## Task objective
Count every line that holds the string "name", and report the number alone.
____
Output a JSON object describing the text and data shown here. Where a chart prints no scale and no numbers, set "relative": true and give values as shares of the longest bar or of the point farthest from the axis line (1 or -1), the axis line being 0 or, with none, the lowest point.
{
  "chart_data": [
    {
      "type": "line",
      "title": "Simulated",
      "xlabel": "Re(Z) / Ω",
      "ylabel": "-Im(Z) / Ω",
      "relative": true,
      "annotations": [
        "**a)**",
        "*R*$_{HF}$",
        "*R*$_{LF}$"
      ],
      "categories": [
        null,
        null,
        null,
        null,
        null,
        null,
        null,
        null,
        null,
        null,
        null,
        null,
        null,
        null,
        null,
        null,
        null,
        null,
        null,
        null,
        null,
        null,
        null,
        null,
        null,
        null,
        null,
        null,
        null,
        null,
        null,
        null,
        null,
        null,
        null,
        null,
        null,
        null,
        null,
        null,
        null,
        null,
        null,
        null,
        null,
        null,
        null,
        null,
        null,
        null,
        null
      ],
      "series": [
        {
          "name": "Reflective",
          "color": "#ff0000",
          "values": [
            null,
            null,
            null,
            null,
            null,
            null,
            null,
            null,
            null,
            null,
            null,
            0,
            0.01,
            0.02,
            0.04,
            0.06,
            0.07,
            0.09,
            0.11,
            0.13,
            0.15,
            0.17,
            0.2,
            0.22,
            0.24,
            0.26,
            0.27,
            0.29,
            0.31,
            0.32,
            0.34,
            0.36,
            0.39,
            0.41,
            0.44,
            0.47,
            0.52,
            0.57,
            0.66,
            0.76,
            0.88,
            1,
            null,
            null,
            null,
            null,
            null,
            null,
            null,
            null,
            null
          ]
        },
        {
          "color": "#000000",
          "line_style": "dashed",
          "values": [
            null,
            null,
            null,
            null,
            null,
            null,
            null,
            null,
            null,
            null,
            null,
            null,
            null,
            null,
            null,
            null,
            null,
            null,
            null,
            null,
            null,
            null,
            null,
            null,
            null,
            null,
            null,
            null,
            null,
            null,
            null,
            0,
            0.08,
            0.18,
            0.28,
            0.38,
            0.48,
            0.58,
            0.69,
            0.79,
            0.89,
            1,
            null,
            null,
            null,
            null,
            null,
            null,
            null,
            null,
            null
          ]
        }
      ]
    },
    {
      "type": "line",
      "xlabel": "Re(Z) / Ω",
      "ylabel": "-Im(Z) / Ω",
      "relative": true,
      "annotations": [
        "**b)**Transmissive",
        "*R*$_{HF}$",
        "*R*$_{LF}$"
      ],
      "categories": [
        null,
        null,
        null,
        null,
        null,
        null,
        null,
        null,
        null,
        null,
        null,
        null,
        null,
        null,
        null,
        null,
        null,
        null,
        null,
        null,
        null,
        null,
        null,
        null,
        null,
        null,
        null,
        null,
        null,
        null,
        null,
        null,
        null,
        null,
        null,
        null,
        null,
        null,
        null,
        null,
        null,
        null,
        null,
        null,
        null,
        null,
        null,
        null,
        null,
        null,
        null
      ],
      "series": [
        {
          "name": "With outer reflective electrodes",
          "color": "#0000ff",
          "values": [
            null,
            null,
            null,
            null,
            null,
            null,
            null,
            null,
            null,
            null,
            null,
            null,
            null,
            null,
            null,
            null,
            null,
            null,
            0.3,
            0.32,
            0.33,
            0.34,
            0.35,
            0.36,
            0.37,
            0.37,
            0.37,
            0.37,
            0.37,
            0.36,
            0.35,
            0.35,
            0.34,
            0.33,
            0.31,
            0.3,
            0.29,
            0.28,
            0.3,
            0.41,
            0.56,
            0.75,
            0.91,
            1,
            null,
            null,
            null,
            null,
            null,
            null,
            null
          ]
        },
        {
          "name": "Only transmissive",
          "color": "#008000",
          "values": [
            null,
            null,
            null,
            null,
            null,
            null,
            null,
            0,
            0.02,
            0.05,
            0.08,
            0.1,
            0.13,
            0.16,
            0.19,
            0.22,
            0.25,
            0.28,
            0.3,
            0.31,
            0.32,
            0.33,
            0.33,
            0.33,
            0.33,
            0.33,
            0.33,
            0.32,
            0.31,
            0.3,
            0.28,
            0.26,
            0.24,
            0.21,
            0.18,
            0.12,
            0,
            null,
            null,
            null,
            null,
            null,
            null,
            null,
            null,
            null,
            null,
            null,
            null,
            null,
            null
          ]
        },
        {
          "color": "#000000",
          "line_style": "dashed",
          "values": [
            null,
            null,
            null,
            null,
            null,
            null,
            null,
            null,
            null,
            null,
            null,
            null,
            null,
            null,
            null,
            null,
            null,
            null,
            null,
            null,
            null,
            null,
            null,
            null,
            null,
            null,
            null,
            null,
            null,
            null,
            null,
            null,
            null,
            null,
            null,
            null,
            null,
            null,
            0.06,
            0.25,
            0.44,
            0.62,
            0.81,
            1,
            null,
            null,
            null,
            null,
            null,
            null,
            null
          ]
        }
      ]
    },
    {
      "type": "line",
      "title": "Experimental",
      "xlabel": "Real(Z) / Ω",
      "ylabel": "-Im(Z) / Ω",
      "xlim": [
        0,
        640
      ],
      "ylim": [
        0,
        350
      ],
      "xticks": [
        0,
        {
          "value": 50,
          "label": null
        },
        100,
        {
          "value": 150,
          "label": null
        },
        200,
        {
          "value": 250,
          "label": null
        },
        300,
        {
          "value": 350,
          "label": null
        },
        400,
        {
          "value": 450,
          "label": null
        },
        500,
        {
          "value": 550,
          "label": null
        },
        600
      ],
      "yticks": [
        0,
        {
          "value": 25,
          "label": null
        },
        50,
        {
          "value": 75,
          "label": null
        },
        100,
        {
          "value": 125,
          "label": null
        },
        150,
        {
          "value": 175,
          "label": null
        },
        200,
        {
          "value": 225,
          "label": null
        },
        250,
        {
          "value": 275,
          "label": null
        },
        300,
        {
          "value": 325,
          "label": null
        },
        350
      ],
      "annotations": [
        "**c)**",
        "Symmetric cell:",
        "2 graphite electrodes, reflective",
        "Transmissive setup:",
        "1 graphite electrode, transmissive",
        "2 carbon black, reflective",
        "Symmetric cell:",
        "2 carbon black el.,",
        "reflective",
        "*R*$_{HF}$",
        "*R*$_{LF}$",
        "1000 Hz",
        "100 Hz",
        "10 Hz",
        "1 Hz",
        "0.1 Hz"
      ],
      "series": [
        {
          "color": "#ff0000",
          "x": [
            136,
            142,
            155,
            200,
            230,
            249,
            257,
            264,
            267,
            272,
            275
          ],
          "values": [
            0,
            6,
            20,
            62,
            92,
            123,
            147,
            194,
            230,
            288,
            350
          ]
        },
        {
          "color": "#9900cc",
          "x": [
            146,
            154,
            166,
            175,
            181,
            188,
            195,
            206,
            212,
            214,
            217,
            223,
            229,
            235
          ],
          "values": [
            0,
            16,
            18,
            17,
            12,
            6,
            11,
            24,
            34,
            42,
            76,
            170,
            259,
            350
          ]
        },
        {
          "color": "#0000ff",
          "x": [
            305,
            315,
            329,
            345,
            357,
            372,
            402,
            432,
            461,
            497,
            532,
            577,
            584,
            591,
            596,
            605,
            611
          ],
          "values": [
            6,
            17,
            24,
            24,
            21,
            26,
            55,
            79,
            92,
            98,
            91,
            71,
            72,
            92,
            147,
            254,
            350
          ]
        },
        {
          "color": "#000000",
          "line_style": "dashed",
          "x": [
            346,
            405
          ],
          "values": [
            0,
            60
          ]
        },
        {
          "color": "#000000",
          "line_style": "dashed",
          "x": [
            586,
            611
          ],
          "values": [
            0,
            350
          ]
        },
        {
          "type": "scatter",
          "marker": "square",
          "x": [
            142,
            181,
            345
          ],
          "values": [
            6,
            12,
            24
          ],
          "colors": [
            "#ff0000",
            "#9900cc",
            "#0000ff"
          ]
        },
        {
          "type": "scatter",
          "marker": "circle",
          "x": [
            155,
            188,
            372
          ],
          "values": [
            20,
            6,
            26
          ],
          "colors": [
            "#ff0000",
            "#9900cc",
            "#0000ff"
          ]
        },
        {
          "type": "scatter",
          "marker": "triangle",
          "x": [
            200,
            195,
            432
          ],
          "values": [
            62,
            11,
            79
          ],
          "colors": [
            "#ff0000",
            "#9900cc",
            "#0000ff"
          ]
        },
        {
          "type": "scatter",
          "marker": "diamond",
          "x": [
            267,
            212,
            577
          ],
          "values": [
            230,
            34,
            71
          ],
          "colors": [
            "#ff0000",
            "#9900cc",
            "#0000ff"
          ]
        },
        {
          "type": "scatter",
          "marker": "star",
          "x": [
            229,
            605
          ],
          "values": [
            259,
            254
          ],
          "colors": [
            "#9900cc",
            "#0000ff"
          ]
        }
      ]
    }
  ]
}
____
## Exercise output
3